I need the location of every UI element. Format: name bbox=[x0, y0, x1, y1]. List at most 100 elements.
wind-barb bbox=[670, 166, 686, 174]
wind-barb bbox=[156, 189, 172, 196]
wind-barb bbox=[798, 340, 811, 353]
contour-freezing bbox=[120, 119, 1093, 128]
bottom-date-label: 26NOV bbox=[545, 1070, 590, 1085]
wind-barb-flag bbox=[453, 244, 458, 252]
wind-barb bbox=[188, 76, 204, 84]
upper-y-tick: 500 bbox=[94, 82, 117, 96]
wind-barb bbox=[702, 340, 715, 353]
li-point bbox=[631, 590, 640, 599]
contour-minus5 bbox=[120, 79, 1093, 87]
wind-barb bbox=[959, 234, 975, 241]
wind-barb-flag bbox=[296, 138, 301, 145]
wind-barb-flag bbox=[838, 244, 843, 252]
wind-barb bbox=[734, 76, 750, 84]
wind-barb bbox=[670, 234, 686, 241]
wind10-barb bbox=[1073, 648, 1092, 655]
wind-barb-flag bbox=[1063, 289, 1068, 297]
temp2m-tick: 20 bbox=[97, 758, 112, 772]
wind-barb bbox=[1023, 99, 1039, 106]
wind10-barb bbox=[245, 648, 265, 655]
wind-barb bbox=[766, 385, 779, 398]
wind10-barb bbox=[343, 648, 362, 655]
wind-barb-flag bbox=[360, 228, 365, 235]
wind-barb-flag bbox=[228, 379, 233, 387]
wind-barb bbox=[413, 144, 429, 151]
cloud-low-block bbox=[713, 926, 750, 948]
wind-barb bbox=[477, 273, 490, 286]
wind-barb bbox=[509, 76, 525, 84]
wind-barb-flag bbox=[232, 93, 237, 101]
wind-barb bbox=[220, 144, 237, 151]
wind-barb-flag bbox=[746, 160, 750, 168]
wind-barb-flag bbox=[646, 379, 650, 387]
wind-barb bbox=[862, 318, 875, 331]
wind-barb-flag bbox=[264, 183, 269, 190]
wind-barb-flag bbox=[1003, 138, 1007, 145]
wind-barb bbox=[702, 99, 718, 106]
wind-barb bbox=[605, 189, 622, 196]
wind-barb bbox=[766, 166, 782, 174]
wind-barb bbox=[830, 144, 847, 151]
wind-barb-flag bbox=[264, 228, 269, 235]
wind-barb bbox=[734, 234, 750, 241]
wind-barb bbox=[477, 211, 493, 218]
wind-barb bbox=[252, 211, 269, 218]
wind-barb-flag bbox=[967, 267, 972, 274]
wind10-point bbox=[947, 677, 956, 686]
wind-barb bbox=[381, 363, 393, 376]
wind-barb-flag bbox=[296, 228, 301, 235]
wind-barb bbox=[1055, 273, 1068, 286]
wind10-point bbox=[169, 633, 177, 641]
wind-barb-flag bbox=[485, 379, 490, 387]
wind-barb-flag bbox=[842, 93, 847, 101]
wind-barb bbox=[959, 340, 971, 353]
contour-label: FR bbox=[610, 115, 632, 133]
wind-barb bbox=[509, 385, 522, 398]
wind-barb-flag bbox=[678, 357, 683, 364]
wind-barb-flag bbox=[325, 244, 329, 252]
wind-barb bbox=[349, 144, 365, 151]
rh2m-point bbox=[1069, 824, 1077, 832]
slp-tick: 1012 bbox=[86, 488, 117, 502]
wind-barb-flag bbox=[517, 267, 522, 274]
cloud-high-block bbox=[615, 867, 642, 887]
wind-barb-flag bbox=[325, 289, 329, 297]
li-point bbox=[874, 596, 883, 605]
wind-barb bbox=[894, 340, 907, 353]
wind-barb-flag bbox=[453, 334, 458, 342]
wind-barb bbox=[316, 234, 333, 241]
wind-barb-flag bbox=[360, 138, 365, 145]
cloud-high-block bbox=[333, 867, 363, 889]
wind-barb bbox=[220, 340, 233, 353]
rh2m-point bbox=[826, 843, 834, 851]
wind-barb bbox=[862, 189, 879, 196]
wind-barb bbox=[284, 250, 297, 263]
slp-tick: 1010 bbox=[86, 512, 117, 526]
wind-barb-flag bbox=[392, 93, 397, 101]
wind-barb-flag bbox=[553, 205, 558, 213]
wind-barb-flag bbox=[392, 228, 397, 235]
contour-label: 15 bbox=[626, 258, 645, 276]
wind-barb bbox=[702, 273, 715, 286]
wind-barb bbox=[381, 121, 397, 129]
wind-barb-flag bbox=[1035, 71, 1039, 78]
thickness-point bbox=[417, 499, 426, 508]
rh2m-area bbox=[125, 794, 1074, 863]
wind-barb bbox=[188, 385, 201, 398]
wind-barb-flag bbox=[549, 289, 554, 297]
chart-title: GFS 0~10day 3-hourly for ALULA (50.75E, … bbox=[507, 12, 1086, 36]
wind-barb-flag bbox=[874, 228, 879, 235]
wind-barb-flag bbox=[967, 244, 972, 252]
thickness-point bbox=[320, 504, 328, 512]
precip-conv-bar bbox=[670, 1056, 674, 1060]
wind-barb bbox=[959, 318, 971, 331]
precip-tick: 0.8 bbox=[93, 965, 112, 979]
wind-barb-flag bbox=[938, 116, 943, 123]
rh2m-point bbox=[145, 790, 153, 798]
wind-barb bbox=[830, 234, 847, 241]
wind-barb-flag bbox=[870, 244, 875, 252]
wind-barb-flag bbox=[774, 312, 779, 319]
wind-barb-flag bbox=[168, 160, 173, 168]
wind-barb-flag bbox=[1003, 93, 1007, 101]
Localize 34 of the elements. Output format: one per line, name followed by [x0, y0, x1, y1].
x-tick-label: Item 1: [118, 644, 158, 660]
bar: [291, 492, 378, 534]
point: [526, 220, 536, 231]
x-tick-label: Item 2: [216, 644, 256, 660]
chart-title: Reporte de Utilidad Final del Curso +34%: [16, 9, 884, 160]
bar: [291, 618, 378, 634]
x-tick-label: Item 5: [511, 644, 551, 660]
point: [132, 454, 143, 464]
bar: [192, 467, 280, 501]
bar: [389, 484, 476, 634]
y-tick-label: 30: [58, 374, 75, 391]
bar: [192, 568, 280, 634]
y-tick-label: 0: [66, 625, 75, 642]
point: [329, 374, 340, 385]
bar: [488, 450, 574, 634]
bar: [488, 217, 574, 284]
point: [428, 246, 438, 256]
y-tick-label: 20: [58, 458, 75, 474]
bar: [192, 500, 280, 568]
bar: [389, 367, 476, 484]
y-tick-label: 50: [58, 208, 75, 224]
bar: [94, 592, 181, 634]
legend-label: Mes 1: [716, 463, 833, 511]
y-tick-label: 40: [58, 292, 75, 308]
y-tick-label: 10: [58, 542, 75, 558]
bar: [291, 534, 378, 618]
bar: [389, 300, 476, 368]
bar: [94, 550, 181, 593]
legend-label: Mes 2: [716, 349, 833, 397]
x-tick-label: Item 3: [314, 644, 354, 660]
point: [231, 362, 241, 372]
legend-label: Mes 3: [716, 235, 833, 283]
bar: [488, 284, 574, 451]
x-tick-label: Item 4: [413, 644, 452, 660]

* Exercise objective: Reproduce the records from their start up to and including the line with "wind10-barb bbox=[1073, 648, 1092, 655]", substituting "barb-flag" for each occurrence of "wind-barb-flag" and leaving everything else unchanged.

* Written answer:
I need the location of every UI element. Format: name bbox=[x0, y0, x1, y1]. List at most 100 elements.
wind-barb bbox=[670, 166, 686, 174]
wind-barb bbox=[156, 189, 172, 196]
wind-barb bbox=[798, 340, 811, 353]
contour-freezing bbox=[120, 119, 1093, 128]
bottom-date-label: 26NOV bbox=[545, 1070, 590, 1085]
barb-flag bbox=[453, 244, 458, 252]
wind-barb bbox=[188, 76, 204, 84]
upper-y-tick: 500 bbox=[94, 82, 117, 96]
wind-barb bbox=[702, 340, 715, 353]
li-point bbox=[631, 590, 640, 599]
contour-minus5 bbox=[120, 79, 1093, 87]
wind-barb bbox=[959, 234, 975, 241]
barb-flag bbox=[296, 138, 301, 145]
barb-flag bbox=[838, 244, 843, 252]
wind-barb bbox=[734, 76, 750, 84]
wind-barb bbox=[670, 234, 686, 241]
wind10-barb bbox=[1073, 648, 1092, 655]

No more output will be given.